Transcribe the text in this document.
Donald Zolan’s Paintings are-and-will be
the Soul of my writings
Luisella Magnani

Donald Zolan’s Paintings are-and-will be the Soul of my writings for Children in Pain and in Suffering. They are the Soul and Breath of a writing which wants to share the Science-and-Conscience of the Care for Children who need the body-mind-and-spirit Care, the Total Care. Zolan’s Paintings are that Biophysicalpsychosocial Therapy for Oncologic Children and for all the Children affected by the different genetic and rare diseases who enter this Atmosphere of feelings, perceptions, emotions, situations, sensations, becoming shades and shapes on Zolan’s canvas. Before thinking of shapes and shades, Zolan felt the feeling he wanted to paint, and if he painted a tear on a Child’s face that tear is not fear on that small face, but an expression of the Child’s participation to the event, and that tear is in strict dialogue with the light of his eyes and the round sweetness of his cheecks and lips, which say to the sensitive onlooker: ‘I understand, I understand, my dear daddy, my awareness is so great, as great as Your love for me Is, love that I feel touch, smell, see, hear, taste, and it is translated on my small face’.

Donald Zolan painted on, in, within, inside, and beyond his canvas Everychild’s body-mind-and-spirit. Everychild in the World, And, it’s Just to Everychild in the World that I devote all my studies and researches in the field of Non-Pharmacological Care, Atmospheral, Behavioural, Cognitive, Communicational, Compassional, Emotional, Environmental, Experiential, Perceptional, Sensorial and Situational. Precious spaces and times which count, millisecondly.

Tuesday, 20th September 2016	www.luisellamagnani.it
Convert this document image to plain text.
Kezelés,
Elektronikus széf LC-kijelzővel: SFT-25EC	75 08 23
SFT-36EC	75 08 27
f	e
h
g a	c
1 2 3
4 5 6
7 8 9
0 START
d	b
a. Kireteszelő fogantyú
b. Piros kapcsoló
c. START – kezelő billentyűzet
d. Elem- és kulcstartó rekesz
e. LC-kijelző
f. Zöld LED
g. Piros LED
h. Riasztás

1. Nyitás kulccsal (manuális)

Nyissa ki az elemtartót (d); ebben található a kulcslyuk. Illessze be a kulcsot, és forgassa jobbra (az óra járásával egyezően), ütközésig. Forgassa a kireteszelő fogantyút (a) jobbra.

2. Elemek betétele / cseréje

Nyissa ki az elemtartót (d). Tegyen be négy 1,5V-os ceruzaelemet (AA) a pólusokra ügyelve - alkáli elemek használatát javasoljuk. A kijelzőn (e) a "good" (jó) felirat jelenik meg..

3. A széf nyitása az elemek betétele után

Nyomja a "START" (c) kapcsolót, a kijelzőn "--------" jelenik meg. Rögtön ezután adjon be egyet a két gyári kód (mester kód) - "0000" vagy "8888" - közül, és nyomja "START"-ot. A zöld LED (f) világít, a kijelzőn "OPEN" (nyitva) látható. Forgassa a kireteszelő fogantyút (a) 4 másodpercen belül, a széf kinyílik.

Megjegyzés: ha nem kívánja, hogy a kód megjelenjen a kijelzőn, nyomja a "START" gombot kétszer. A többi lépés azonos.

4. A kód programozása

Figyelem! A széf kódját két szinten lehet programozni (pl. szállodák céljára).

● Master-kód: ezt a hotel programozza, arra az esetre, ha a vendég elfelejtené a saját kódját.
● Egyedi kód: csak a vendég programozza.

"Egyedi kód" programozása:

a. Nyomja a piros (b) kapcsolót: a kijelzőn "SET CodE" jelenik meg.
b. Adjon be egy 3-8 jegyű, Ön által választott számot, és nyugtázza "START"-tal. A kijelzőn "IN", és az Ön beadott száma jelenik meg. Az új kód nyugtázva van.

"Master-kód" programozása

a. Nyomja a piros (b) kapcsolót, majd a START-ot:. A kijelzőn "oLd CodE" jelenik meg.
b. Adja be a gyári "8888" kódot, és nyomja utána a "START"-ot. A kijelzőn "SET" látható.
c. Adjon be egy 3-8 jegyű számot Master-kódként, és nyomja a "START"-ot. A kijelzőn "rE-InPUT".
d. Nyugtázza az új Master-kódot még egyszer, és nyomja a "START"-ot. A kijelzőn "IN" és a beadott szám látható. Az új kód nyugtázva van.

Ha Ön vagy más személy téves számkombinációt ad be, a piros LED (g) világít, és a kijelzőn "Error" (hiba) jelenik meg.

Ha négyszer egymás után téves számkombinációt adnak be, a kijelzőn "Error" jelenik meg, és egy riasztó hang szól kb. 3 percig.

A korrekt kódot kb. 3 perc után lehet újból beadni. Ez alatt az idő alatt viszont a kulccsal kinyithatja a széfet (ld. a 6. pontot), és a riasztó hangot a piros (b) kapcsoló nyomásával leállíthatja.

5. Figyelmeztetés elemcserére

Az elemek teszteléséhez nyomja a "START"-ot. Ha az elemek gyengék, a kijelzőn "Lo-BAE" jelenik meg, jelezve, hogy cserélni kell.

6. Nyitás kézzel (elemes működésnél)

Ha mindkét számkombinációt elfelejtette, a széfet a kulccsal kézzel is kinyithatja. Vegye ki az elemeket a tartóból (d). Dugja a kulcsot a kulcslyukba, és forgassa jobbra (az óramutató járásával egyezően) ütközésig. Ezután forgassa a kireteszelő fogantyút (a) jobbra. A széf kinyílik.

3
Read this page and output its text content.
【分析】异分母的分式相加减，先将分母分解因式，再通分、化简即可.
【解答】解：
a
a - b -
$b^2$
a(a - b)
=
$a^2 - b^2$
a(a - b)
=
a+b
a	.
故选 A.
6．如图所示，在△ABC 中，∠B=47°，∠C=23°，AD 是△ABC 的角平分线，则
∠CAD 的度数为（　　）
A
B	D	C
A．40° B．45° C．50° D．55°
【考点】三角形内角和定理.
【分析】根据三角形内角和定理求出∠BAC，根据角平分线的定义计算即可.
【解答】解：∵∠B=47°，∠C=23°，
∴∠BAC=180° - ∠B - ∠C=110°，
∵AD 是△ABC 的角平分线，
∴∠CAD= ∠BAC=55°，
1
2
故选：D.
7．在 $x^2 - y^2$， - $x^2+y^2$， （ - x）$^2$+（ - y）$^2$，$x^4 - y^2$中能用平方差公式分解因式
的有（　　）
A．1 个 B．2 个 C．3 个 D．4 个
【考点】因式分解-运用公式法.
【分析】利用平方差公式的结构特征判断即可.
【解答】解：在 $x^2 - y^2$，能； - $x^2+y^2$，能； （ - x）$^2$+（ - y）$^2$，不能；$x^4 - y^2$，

—————

SET PROBLEM:
Transcribe the data. Leave every line exactly as it is.

THE OUTPUT:
Transcribe the text in this document.
Donald Zolan’s Paintings are-and-will be
the Soul of my writings
Luisella Magnani

Donald Zolan’s Paintings are-and-will be the Soul of my writings for Children in Pain and in Suffering. They are the Soul and Breath of a writing which wants to share the Science-and-Conscience of the Care for Children who need the body-mind-and-spirit Care, the Total Care. Zolan’s Paintings are that Biophysicalpsychosocial Therapy for Oncologic Children and for all the Children affected by the different genetic and rare diseases who enter this Atmosphere of feelings, perceptions, emotions, situations, sensations, becoming shades and shapes on Zolan’s canvas. Before thinking of shapes and shades, Zolan felt the feeling he wanted to paint, and if he painted a tear on a Child’s face that tear is not fear on that small face, but an expression of the Child’s participation to the event, and that tear is in strict dialogue with the light of his eyes and the round sweetness of his cheecks and lips, which say to the sensitive onlooker: ‘I understand, I understand, my dear daddy, my awareness is so great, as great as Your love for me Is, love that I feel touch, smell, see, hear, taste, and it is translated on my small face’.

Donald Zolan painted on, in, within, inside, and beyond his canvas Everychild’s body-mind-and-spirit. Everychild in the World, And, it’s Just to Everychild in the World that I devote all my studies and researches in the field of Non-Pharmacological Care, Atmospheral, Behavioural, Cognitive, Communicational, Compassional, Emotional, Environmental, Experiential, Perceptional, Sensorial and Situational. Precious spaces and times which count, millisecondly.

Tuesday, 20th September 2016	www.luisellamagnani.it
Convert this document image to plain text.
Kezelés,
Elektronikus széf LC-kijelzővel: SFT-25EC	75 08 23
SFT-36EC	75 08 27
f	e
h
g a	c
1 2 3
4 5 6
7 8 9
0 START
d	b
a. Kireteszelő fogantyú
b. Piros kapcsoló
c. START – kezelő billentyűzet
d. Elem- és kulcstartó rekesz
e. LC-kijelző
f. Zöld LED
g. Piros LED
h. Riasztás

1. Nyitás kulccsal (manuális)

Nyissa ki az elemtartót (d); ebben található a kulcslyuk. Illessze be a kulcsot, és forgassa jobbra (az óra járásával egyezően), ütközésig. Forgassa a kireteszelő fogantyút (a) jobbra.

2. Elemek betétele / cseréje

Nyissa ki az elemtartót (d). Tegyen be négy 1,5V-os ceruzaelemet (AA) a pólusokra ügyelve - alkáli elemek használatát javasoljuk. A kijelzőn (e) a "good" (jó) felirat jelenik meg..

3. A széf nyitása az elemek betétele után

Nyomja a "START" (c) kapcsolót, a kijelzőn "--------" jelenik meg. Rögtön ezután adjon be egyet a két gyári kód (mester kód) - "0000" vagy "8888" - közül, és nyomja "START"-ot. A zöld LED (f) világít, a kijelzőn "OPEN" (nyitva) látható. Forgassa a kireteszelő fogantyút (a) 4 másodpercen belül, a széf kinyílik.

Megjegyzés: ha nem kívánja, hogy a kód megjelenjen a kijelzőn, nyomja a "START" gombot kétszer. A többi lépés azonos.

4. A kód programozása

Figyelem! A széf kódját két szinten lehet programozni (pl. szállodák céljára).

● Master-kód: ezt a hotel programozza, arra az esetre, ha a vendég elfelejtené a saját kódját.
● Egyedi kód: csak a vendég programozza.

"Egyedi kód" programozása:

a. Nyomja a piros (b) kapcsolót: a kijelzőn "SET CodE" jelenik meg.
b. Adjon be egy 3-8 jegyű, Ön által választott számot, és nyugtázza "START"-tal. A kijelzőn "IN", és az Ön beadott száma jelenik meg. Az új kód nyugtázva van.

"Master-kód" programozása

a. Nyomja a piros (b) kapcsolót, majd a START-ot:. A kijelzőn "oLd CodE" jelenik meg.
b. Adja be a gyári "8888" kódot, és nyomja utána a "START"-ot. A kijelzőn "SET" látható.
c. Adjon be egy 3-8 jegyű számot Master-kódként, és nyomja a "START"-ot. A kijelzőn "rE-InPUT".
d. Nyugtázza az új Master-kódot még egyszer, és nyomja a "START"-ot. A kijelzőn "IN" és a beadott szám látható. Az új kód nyugtázva van.

Ha Ön vagy más személy téves számkombinációt ad be, a piros LED (g) világít, és a kijelzőn "Error" (hiba) jelenik meg.

Ha négyszer egymás után téves számkombinációt adnak be, a kijelzőn "Error" jelenik meg, és egy riasztó hang szól kb. 3 percig.

A korrekt kódot kb. 3 perc után lehet újból beadni. Ez alatt az idő alatt viszont a kulccsal kinyithatja a széfet (ld. a 6. pontot), és a riasztó hangot a piros (b) kapcsoló nyomásával leállíthatja.

5. Figyelmeztetés elemcserére

Az elemek teszteléséhez nyomja a "START"-ot. Ha az elemek gyengék, a kijelzőn "Lo-BAE" jelenik meg, jelezve, hogy cserélni kell.

6. Nyitás kézzel (elemes működésnél)

Ha mindkét számkombinációt elfelejtette, a széfet a kulccsal kézzel is kinyithatja. Vegye ki az elemeket a tartóból (d). Dugja a kulcsot a kulcslyukba, és forgassa jobbra (az óramutató járásával egyezően) ütközésig. Ezután forgassa a kireteszelő fogantyút (a) jobbra. A széf kinyílik.

3
Read this page and output its text content.
【分析】异分母的分式相加减，先将分母分解因式，再通分、化简即可.
【解答】解：
a
a - b -
$b^2$
a(a - b)
=
$a^2 - b^2$
a(a - b)
=
a+b
a	.
故选 A.
6．如图所示，在△ABC 中，∠B=47°，∠C=23°，AD 是△ABC 的角平分线，则
∠CAD 的度数为（　　）
A
B	D	C
A．40° B．45° C．50° D．55°
【考点】三角形内角和定理.
【分析】根据三角形内角和定理求出∠BAC，根据角平分线的定义计算即可.
【解答】解：∵∠B=47°，∠C=23°，
∴∠BAC=180° - ∠B - ∠C=110°，
∵AD 是△ABC 的角平分线，
∴∠CAD= ∠BAC=55°，
1
2
故选：D.
7．在 $x^2 - y^2$， - $x^2+y^2$， （ - x）$^2$+（ - y）$^2$，$x^4 - y^2$中能用平方差公式分解因式
的有（　　）
A．1 个 B．2 个 C．3 个 D．4 个
【考点】因式分解-运用公式法.
【分析】利用平方差公式的结构特征判断即可.
【解答】解：在 $x^2 - y^2$，能； - $x^2+y^2$，能； （ - x）$^2$+（ - y）$^2$，不能；$x^4 - y^2$，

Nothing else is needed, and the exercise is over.